____ Supplied records

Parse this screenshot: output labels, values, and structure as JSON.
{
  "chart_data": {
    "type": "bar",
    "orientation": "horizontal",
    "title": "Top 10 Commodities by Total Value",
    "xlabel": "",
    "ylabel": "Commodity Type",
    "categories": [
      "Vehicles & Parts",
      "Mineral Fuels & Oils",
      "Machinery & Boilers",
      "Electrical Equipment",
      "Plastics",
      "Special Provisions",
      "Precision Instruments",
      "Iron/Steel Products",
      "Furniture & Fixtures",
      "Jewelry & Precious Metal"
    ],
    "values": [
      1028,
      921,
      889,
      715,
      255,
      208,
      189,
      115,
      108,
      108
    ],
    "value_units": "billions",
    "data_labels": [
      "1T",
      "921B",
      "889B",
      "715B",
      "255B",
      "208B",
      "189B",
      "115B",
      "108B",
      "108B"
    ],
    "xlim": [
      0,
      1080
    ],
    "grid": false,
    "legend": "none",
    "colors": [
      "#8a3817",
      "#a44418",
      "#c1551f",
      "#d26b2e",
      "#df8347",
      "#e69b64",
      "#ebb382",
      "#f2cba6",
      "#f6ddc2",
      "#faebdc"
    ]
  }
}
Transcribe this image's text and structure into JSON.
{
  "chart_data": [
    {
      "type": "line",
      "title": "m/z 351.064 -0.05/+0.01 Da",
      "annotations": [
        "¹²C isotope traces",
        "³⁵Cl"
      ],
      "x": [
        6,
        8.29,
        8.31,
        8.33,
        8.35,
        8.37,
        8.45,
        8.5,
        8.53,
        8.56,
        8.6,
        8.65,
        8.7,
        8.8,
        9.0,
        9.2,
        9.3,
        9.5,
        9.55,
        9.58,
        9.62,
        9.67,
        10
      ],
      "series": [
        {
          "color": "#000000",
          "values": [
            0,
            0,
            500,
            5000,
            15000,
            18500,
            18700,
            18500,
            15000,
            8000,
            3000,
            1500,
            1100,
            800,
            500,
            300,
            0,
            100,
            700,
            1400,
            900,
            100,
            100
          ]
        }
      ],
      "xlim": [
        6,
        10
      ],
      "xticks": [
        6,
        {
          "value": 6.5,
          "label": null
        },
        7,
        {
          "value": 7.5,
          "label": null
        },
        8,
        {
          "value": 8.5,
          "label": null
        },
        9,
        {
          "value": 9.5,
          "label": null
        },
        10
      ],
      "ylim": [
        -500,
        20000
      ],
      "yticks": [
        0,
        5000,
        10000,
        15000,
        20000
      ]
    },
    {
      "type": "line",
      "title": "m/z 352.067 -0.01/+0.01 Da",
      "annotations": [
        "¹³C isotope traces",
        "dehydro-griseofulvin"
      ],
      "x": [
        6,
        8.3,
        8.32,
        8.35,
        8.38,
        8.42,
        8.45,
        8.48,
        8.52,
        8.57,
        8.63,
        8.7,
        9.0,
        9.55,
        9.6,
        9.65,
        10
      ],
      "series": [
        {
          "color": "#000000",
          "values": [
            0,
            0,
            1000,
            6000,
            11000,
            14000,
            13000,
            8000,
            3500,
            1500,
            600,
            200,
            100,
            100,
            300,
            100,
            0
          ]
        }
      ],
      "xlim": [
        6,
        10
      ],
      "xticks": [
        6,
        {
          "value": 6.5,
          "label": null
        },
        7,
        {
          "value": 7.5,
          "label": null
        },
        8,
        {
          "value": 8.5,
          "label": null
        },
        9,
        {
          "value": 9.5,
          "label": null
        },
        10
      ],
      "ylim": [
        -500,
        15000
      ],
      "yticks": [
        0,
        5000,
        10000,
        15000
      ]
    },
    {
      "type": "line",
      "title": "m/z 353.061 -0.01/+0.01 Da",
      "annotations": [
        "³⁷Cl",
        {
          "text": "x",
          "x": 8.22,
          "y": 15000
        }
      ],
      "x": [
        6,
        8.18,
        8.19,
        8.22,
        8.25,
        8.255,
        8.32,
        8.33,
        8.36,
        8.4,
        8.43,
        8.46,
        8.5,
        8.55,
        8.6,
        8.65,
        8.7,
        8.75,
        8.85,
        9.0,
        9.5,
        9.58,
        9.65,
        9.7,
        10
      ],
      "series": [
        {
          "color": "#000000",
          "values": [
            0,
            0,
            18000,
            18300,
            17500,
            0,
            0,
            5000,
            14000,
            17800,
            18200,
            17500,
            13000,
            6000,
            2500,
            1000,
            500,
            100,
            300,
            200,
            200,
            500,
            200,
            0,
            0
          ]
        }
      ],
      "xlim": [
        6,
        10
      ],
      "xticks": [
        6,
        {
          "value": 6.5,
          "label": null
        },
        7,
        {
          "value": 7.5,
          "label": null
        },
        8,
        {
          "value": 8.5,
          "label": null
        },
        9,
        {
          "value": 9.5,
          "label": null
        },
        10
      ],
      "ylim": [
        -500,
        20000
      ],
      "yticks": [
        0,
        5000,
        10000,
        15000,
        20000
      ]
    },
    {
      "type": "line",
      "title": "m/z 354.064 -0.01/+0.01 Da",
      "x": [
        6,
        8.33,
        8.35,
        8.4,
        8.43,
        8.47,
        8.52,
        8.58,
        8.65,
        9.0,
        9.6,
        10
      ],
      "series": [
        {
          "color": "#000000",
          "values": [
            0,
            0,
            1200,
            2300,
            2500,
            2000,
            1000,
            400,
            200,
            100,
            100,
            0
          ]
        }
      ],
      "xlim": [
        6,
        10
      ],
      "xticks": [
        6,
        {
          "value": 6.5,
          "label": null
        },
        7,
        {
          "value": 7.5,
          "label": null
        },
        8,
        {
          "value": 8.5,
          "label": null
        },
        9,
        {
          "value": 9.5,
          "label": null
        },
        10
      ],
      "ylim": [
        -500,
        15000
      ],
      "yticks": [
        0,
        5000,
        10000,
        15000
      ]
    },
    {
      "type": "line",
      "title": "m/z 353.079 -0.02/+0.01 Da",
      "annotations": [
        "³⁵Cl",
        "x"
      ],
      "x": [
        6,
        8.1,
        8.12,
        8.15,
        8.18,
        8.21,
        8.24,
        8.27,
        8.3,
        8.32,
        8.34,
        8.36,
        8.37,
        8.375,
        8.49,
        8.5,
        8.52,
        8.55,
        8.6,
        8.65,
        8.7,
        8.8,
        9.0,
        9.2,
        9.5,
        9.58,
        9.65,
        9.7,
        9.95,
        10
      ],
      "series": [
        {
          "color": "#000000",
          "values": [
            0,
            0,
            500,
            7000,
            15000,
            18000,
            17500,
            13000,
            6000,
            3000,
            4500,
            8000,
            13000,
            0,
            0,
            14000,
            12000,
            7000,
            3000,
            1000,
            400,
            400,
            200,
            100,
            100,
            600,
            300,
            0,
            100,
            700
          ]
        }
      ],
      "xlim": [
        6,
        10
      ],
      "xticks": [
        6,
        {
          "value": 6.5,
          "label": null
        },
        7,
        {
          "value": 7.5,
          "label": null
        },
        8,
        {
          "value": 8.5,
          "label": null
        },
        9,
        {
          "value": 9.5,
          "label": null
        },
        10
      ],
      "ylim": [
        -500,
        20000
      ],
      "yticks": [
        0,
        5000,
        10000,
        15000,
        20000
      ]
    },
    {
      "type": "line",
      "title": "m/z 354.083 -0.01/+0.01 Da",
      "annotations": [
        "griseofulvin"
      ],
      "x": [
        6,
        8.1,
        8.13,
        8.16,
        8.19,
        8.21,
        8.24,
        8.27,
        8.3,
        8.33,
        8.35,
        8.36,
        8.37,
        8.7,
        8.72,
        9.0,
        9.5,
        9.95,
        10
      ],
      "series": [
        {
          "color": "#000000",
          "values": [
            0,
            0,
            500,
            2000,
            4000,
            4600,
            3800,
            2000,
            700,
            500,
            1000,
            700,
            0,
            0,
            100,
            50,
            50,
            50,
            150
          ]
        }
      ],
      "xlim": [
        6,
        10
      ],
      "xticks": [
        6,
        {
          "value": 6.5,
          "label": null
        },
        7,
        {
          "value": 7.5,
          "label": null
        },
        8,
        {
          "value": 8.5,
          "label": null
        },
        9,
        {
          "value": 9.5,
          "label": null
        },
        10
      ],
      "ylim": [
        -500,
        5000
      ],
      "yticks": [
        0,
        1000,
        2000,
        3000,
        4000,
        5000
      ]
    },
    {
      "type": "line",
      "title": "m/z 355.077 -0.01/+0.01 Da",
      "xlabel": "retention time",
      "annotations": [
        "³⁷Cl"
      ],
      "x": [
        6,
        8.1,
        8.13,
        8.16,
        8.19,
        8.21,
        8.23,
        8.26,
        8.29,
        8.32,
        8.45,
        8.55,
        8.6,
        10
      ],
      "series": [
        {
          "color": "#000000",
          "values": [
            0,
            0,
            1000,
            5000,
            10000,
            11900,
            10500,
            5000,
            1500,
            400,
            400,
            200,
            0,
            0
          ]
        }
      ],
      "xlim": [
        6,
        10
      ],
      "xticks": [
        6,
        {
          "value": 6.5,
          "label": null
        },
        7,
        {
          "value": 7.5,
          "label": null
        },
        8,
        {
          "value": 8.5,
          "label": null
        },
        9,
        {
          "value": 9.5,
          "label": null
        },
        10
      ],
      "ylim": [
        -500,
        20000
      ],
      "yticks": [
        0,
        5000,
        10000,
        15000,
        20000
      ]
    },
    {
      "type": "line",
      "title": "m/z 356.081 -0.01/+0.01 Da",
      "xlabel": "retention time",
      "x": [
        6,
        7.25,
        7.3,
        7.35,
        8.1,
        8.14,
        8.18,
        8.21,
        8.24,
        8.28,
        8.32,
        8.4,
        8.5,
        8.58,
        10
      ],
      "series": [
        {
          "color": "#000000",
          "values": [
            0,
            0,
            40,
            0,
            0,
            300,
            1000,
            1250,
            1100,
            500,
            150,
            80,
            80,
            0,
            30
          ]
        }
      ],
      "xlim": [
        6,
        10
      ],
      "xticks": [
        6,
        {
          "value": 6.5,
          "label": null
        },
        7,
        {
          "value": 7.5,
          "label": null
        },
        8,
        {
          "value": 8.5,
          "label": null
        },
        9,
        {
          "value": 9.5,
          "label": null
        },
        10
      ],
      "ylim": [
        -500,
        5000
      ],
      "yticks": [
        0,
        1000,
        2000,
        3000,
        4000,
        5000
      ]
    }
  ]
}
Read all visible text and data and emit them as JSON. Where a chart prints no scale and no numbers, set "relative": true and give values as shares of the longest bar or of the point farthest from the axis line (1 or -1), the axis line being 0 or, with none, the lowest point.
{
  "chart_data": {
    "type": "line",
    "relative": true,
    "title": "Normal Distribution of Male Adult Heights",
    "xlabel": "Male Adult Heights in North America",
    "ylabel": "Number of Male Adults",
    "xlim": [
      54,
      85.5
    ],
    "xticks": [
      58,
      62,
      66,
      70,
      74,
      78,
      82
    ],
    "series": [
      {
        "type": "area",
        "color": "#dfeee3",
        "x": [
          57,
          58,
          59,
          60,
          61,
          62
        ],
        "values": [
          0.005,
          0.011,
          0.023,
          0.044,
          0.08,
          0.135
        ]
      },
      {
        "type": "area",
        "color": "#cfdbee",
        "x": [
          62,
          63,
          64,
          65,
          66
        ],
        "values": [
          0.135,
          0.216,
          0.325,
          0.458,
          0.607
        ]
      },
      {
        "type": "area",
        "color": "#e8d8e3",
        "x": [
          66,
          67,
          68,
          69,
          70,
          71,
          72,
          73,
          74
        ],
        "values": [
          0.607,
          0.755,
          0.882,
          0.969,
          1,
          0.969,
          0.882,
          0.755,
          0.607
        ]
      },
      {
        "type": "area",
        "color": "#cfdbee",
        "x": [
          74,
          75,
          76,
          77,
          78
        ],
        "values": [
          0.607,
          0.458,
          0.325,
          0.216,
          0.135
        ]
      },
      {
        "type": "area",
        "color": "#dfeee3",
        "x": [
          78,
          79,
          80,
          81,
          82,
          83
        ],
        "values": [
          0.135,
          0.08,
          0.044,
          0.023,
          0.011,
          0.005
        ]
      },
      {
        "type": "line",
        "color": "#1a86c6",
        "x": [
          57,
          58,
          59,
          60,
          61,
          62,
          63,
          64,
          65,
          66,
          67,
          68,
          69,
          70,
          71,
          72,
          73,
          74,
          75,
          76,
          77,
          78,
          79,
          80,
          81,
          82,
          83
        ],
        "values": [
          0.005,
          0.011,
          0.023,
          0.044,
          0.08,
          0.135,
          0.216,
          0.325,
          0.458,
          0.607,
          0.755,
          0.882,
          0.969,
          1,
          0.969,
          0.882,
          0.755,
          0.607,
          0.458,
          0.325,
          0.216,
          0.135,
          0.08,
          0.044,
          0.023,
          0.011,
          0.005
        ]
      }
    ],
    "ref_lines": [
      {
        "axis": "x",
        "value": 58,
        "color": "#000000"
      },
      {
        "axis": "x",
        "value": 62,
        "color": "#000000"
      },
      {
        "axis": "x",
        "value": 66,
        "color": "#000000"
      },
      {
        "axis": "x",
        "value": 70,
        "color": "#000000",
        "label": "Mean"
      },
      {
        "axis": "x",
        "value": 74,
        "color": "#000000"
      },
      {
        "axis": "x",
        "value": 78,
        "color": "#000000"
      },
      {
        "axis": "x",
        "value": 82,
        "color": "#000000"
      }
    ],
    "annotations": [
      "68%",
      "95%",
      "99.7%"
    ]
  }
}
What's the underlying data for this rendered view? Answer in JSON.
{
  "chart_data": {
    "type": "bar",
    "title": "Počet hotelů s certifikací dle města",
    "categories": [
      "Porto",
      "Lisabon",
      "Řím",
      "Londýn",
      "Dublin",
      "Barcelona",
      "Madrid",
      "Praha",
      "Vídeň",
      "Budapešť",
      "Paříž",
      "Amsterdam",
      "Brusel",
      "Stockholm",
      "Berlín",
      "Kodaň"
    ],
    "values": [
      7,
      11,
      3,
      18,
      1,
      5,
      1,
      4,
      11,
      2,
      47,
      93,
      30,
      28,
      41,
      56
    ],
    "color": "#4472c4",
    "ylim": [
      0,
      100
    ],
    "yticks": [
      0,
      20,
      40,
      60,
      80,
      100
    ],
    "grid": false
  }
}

________

In how many lines does the word "text" appear? Respond with the number alone.

— Solution for this problem —
3